WHAT THE TASK REQUIRES
Search the material and gather each line with "overall" in it.

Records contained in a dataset
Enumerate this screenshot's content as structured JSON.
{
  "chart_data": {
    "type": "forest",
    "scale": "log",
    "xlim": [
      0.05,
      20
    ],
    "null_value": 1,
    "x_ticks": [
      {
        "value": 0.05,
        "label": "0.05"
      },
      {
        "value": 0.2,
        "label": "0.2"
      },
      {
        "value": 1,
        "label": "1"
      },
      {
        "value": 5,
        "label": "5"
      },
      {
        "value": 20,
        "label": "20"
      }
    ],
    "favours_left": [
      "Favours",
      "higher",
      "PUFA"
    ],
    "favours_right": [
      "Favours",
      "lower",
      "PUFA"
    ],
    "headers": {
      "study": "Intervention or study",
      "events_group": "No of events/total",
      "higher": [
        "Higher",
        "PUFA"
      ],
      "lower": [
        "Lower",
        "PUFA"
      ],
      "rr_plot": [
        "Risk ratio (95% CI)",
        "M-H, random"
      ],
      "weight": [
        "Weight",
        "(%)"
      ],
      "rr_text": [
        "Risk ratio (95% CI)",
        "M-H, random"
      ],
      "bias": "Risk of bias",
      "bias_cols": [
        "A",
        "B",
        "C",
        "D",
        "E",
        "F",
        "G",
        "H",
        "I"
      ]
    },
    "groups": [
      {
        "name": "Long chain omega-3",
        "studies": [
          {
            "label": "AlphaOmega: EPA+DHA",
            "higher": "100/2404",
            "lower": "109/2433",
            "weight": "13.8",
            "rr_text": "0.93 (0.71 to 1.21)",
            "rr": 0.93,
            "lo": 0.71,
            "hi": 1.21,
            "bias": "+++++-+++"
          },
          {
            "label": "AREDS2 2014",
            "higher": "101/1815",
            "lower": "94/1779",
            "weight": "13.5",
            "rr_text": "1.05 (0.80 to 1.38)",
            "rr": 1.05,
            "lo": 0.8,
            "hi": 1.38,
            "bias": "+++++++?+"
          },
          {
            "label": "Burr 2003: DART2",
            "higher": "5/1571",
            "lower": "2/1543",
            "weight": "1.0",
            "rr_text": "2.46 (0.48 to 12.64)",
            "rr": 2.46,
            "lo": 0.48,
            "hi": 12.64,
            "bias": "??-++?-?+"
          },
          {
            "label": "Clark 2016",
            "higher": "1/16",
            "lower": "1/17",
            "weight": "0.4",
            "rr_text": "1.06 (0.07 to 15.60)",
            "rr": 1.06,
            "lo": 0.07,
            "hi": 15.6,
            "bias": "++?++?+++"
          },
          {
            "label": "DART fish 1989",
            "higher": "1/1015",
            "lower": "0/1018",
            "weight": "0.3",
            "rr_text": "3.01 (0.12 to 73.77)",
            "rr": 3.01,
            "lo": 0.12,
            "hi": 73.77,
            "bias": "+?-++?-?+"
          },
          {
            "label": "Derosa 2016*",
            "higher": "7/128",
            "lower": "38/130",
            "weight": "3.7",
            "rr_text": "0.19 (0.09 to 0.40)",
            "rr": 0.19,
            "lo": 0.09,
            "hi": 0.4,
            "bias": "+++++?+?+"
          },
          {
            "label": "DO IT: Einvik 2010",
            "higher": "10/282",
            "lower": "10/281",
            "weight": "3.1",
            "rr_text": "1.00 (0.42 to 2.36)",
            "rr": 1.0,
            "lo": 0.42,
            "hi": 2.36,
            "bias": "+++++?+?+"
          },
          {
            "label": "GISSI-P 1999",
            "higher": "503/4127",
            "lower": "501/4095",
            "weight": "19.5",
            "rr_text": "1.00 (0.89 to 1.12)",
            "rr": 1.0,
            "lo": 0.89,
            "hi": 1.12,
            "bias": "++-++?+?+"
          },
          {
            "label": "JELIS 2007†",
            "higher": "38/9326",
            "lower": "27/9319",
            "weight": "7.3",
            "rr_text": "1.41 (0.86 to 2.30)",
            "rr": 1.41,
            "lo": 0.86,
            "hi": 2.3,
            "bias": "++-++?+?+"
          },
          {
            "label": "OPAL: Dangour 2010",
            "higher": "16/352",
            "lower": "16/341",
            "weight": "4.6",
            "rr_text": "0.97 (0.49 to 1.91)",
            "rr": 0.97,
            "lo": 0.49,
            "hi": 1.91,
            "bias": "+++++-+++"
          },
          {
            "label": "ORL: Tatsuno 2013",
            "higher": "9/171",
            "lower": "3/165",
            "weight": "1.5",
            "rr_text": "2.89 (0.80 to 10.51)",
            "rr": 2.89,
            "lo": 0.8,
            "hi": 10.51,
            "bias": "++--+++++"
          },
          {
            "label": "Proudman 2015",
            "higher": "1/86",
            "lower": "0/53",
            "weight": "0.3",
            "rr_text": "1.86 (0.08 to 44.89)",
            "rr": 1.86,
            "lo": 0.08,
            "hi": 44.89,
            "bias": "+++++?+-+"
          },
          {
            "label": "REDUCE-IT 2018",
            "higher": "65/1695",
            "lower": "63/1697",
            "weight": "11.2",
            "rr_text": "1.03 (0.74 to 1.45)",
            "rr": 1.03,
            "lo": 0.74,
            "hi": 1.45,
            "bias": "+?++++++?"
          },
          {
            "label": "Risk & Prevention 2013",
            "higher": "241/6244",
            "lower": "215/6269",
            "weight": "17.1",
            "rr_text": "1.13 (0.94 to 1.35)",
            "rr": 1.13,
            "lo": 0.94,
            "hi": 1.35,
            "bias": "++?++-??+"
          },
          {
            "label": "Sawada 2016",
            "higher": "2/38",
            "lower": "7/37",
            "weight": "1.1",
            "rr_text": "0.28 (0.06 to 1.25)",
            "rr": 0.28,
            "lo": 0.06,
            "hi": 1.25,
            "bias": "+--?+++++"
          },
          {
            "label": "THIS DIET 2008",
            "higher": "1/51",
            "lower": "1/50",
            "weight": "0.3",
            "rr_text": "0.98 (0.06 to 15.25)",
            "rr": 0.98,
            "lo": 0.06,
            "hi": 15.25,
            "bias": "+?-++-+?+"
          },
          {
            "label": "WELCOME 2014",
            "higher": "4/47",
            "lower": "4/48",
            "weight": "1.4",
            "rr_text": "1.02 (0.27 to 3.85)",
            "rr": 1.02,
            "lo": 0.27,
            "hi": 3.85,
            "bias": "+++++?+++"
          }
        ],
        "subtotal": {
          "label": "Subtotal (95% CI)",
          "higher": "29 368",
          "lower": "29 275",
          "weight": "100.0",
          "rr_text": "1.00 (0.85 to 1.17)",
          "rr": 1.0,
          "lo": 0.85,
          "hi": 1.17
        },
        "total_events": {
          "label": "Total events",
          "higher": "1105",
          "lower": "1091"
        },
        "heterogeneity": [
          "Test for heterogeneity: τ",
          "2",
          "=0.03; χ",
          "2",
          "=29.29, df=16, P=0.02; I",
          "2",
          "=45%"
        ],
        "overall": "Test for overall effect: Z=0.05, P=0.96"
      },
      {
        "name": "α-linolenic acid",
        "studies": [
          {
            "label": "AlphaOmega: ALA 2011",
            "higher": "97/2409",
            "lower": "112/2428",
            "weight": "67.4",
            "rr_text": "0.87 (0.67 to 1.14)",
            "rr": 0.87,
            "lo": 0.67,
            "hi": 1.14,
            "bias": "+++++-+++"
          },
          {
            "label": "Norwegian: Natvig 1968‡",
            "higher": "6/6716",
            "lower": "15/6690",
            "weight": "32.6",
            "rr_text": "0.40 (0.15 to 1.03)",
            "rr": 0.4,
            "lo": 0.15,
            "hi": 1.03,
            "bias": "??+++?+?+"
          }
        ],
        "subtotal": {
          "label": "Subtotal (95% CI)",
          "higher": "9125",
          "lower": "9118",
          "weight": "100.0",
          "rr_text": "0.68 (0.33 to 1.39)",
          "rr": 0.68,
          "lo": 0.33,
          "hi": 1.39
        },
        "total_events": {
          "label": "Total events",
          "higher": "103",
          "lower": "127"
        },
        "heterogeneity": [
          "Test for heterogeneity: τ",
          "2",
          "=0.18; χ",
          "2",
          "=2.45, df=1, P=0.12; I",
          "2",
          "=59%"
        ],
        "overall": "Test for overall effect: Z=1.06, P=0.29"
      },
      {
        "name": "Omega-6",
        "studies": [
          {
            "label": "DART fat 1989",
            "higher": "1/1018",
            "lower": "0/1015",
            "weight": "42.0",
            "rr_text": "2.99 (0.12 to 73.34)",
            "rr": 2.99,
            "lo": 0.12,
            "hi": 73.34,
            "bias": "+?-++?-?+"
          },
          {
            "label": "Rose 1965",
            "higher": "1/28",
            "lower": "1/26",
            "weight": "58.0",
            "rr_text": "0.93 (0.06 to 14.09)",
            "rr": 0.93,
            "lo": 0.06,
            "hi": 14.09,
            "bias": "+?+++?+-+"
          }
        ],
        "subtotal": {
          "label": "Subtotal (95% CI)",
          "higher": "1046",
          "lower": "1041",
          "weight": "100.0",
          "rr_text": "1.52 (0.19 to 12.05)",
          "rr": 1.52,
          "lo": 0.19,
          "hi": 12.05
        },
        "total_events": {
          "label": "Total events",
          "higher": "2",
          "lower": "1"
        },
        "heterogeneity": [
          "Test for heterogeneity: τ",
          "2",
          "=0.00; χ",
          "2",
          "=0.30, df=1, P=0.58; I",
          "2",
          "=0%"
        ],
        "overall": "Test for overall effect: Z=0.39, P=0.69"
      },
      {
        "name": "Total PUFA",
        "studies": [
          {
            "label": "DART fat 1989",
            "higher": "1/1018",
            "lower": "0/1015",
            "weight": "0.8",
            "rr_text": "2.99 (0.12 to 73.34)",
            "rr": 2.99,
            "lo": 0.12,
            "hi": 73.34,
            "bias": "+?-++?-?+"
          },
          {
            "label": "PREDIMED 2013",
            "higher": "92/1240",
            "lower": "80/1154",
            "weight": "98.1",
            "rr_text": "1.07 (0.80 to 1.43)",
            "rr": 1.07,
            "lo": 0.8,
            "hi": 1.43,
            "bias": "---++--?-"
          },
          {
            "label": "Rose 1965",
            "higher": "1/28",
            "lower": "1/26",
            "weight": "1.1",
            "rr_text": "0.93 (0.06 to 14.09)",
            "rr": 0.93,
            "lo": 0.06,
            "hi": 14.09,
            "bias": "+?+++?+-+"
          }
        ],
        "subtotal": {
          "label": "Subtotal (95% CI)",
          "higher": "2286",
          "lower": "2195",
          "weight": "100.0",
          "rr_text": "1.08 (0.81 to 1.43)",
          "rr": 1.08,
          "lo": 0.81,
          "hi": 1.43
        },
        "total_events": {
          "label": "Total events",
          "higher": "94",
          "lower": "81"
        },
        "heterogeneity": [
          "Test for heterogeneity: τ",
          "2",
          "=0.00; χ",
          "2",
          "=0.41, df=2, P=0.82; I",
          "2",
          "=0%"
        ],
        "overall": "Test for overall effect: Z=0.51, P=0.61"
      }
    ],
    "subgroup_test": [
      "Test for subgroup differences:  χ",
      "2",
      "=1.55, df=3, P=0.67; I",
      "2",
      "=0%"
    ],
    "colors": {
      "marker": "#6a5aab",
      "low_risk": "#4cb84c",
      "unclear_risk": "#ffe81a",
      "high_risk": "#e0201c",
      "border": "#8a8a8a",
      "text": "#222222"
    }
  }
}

THE REPLY
        "overall": "Test for overall effect: Z=0.05, P=0.96"
        "overall": "Test for overall effect: Z=1.06, P=0.29"
        "overall": "Test for overall effect: Z=0.39, P=0.69"
        "overall": "Test for overall effect: Z=0.51, P=0.61"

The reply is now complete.